→ **Dataset records**
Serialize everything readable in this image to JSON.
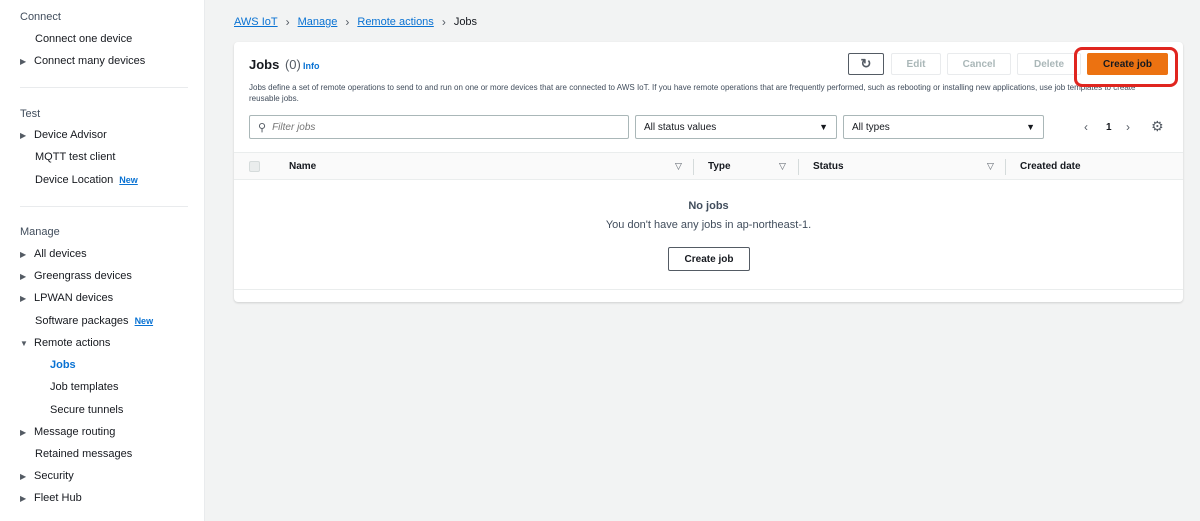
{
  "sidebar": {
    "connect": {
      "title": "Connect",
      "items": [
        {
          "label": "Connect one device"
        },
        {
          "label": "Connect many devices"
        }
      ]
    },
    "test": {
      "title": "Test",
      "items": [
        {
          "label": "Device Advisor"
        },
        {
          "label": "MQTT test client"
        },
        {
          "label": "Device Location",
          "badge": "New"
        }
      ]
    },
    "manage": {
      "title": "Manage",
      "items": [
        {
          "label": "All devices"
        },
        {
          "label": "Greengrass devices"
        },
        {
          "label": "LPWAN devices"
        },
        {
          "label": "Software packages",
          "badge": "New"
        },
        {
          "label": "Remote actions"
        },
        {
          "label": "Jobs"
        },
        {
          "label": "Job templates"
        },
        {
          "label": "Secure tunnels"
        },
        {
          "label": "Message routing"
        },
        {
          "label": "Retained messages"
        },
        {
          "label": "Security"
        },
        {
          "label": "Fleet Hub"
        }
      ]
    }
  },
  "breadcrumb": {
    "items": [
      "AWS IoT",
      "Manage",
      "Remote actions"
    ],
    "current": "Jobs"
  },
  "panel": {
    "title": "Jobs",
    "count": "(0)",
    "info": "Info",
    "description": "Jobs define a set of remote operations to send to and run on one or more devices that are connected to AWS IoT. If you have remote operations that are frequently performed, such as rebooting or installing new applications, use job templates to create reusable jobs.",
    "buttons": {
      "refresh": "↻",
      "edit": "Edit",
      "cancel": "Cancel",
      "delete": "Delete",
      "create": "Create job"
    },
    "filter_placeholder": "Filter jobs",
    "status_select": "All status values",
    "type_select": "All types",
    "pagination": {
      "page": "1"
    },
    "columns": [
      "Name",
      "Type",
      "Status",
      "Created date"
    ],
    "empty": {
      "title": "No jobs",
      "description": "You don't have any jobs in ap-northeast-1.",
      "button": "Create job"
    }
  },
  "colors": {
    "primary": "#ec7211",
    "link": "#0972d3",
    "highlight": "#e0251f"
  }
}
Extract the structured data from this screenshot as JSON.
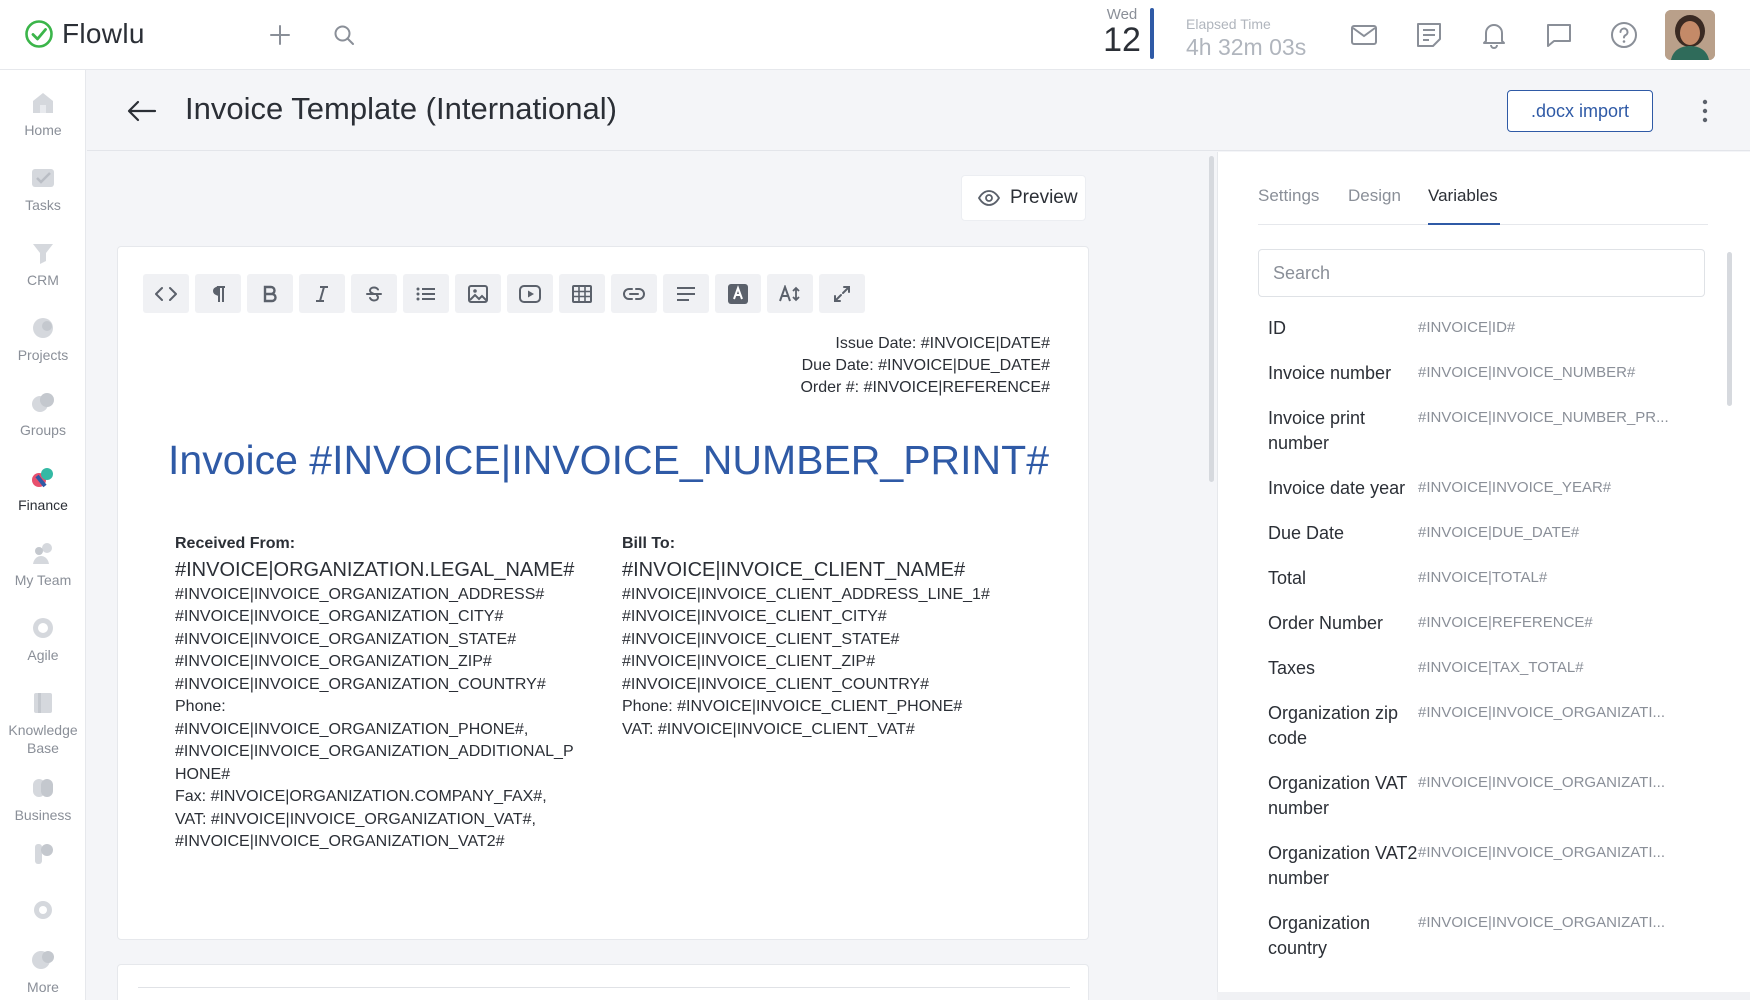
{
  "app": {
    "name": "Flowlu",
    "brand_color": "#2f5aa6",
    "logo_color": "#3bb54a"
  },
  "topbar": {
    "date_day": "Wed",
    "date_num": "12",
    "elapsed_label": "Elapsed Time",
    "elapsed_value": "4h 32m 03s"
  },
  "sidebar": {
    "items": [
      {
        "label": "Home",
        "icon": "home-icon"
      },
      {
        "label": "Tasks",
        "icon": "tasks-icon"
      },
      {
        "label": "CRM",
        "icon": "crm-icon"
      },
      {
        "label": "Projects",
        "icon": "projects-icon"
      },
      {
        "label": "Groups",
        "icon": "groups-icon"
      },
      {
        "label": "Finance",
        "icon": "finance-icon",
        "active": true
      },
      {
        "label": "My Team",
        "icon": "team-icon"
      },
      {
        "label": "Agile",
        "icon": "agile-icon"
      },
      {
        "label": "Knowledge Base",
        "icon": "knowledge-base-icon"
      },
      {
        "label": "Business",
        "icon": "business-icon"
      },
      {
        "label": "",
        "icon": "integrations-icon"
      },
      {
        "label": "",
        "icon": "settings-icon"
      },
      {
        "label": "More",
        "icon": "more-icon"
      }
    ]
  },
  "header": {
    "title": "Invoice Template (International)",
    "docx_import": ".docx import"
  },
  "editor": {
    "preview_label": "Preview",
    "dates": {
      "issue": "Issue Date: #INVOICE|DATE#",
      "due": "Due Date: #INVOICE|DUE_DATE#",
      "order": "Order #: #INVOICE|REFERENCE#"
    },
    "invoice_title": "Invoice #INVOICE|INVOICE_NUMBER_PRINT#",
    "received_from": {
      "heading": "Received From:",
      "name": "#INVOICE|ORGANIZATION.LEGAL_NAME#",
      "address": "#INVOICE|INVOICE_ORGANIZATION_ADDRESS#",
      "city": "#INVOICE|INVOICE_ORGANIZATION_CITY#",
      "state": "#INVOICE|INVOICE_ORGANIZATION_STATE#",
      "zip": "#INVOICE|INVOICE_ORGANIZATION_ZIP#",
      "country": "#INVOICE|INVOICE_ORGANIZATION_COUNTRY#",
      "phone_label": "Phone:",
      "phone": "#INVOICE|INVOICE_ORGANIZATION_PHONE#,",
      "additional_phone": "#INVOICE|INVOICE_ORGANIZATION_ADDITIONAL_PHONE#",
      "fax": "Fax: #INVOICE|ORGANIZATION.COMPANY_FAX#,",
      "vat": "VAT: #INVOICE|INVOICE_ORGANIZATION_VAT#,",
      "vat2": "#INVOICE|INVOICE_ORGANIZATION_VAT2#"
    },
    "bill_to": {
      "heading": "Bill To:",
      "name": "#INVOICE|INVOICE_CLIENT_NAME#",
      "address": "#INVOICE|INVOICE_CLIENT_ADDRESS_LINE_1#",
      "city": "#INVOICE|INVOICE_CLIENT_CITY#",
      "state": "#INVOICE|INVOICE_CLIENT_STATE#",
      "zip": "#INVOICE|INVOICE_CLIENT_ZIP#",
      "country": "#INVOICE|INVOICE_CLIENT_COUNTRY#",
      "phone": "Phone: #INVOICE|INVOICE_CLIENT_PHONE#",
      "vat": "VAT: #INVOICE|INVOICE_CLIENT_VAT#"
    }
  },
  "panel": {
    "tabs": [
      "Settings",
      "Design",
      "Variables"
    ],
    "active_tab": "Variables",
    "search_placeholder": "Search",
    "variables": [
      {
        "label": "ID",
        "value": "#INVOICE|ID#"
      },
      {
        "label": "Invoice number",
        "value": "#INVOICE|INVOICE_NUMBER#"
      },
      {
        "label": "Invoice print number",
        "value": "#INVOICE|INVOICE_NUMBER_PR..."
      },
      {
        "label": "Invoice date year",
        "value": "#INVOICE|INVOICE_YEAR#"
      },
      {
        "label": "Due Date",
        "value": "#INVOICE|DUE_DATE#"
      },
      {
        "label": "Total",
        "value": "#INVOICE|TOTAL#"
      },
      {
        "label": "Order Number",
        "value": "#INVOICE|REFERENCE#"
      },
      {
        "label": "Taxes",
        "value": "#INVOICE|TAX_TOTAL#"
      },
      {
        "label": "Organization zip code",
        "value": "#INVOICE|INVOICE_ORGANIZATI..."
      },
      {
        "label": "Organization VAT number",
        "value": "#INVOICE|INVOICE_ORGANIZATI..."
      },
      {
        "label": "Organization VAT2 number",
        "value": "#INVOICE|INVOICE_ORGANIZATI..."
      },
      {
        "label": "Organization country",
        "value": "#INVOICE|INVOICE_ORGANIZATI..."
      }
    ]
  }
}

→ **What is required**
Give the data above again in full and unchanged, skipping the pictures.

→ **In response**
Serialize everything readable in this image to JSON.
{
  "sidebar": {
    "connect": {
      "title": "Connect",
      "items": [
        {
          "label": "Connect one device"
        },
        {
          "label": "Connect many devices"
        }
      ]
    },
    "test": {
      "title": "Test",
      "items": [
        {
          "label": "Device Advisor"
        },
        {
          "label": "MQTT test client"
        },
        {
          "label": "Device Location",
          "badge": "New"
        }
      ]
    },
    "manage": {
      "title": "Manage",
      "items": [
        {
          "label": "All devices"
        },
        {
          "label": "Greengrass devices"
        },
        {
          "label": "LPWAN devices"
        },
        {
          "label": "Software packages",
          "badge": "New"
        },
        {
          "label": "Remote actions"
        },
        {
          "label": "Jobs"
        },
        {
          "label": "Job templates"
        },
        {
          "label": "Secure tunnels"
        },
        {
          "label": "Message routing"
        },
        {
          "label": "Retained messages"
        },
        {
          "label": "Security"
        },
        {
          "label": "Fleet Hub"
        }
      ]
    }
  },
  "breadcrumb": {
    "items": [
      "AWS IoT",
      "Manage",
      "Remote actions"
    ],
    "current": "Jobs"
  },
  "panel": {
    "title": "Jobs",
    "count": "(0)",
    "info": "Info",
    "description": "Jobs define a set of remote operations to send to and run on one or more devices that are connected to AWS IoT. If you have remote operations that are frequently performed, such as rebooting or installing new applications, use job templates to create reusable jobs.",
    "buttons": {
      "refresh": "↻",
      "edit": "Edit",
      "cancel": "Cancel",
      "delete": "Delete",
      "create": "Create job"
    },
    "filter_placeholder": "Filter jobs",
    "status_select": "All status values",
    "type_select": "All types",
    "pagination": {
      "page": "1"
    },
    "columns": [
      "Name",
      "Type",
      "Status",
      "Created date"
    ],
    "empty": {
      "title": "No jobs",
      "description": "You don't have any jobs in ap-northeast-1.",
      "button": "Create job"
    }
  },
  "colors": {
    "primary": "#ec7211",
    "link": "#0972d3",
    "highlight": "#e0251f"
  }
}
Extract the structured data from this screenshot as JSON.
{
  "app": {
    "name": "Flowlu",
    "brand_color": "#2f5aa6",
    "logo_color": "#3bb54a"
  },
  "topbar": {
    "date_day": "Wed",
    "date_num": "12",
    "elapsed_label": "Elapsed Time",
    "elapsed_value": "4h 32m 03s"
  },
  "sidebar": {
    "items": [
      {
        "label": "Home",
        "icon": "home-icon"
      },
      {
        "label": "Tasks",
        "icon": "tasks-icon"
      },
      {
        "label": "CRM",
        "icon": "crm-icon"
      },
      {
        "label": "Projects",
        "icon": "projects-icon"
      },
      {
        "label": "Groups",
        "icon": "groups-icon"
      },
      {
        "label": "Finance",
        "icon": "finance-icon",
        "active": true
      },
      {
        "label": "My Team",
        "icon": "team-icon"
      },
      {
        "label": "Agile",
        "icon": "agile-icon"
      },
      {
        "label": "Knowledge Base",
        "icon": "knowledge-base-icon"
      },
      {
        "label": "Business",
        "icon": "business-icon"
      },
      {
        "label": "",
        "icon": "integrations-icon"
      },
      {
        "label": "",
        "icon": "settings-icon"
      },
      {
        "label": "More",
        "icon": "more-icon"
      }
    ]
  },
  "header": {
    "title": "Invoice Template (International)",
    "docx_import": ".docx import"
  },
  "editor": {
    "preview_label": "Preview",
    "dates": {
      "issue": "Issue Date: #INVOICE|DATE#",
      "due": "Due Date: #INVOICE|DUE_DATE#",
      "order": "Order #: #INVOICE|REFERENCE#"
    },
    "invoice_title": "Invoice #INVOICE|INVOICE_NUMBER_PRINT#",
    "received_from": {
      "heading": "Received From:",
      "name": "#INVOICE|ORGANIZATION.LEGAL_NAME#",
      "address": "#INVOICE|INVOICE_ORGANIZATION_ADDRESS#",
      "city": "#INVOICE|INVOICE_ORGANIZATION_CITY#",
      "state": "#INVOICE|INVOICE_ORGANIZATION_STATE#",
      "zip": "#INVOICE|INVOICE_ORGANIZATION_ZIP#",
      "country": "#INVOICE|INVOICE_ORGANIZATION_COUNTRY#",
      "phone_label": "Phone:",
      "phone": "#INVOICE|INVOICE_ORGANIZATION_PHONE#,",
      "additional_phone": "#INVOICE|INVOICE_ORGANIZATION_ADDITIONAL_PHONE#",
      "fax": "Fax: #INVOICE|ORGANIZATION.COMPANY_FAX#,",
      "vat": "VAT: #INVOICE|INVOICE_ORGANIZATION_VAT#,",
      "vat2": "#INVOICE|INVOICE_ORGANIZATION_VAT2#"
    },
    "bill_to": {
      "heading": "Bill To:",
      "name": "#INVOICE|INVOICE_CLIENT_NAME#",
      "address": "#INVOICE|INVOICE_CLIENT_ADDRESS_LINE_1#",
      "city": "#INVOICE|INVOICE_CLIENT_CITY#",
      "state": "#INVOICE|INVOICE_CLIENT_STATE#",
      "zip": "#INVOICE|INVOICE_CLIENT_ZIP#",
      "country": "#INVOICE|INVOICE_CLIENT_COUNTRY#",
      "phone": "Phone: #INVOICE|INVOICE_CLIENT_PHONE#",
      "vat": "VAT: #INVOICE|INVOICE_CLIENT_VAT#"
    }
  },
  "panel": {
    "tabs": [
      "Settings",
      "Design",
      "Variables"
    ],
    "active_tab": "Variables",
    "search_placeholder": "Search",
    "variables": [
      {
        "label": "ID",
        "value": "#INVOICE|ID#"
      },
      {
        "label": "Invoice number",
        "value": "#INVOICE|INVOICE_NUMBER#"
      },
      {
        "label": "Invoice print number",
        "value": "#INVOICE|INVOICE_NUMBER_PR..."
      },
      {
        "label": "Invoice date year",
        "value": "#INVOICE|INVOICE_YEAR#"
      },
      {
        "label": "Due Date",
        "value": "#INVOICE|DUE_DATE#"
      },
      {
        "label": "Total",
        "value": "#INVOICE|TOTAL#"
      },
      {
        "label": "Order Number",
        "value": "#INVOICE|REFERENCE#"
      },
      {
        "label": "Taxes",
        "value": "#INVOICE|TAX_TOTAL#"
      },
      {
        "label": "Organization zip code",
        "value": "#INVOICE|INVOICE_ORGANIZATI..."
      },
      {
        "label": "Organization VAT number",
        "value": "#INVOICE|INVOICE_ORGANIZATI..."
      },
      {
        "label": "Organization VAT2 number",
        "value": "#INVOICE|INVOICE_ORGANIZATI..."
      },
      {
        "label": "Organization country",
        "value": "#INVOICE|INVOICE_ORGANIZATI..."
      }
    ]
  }
}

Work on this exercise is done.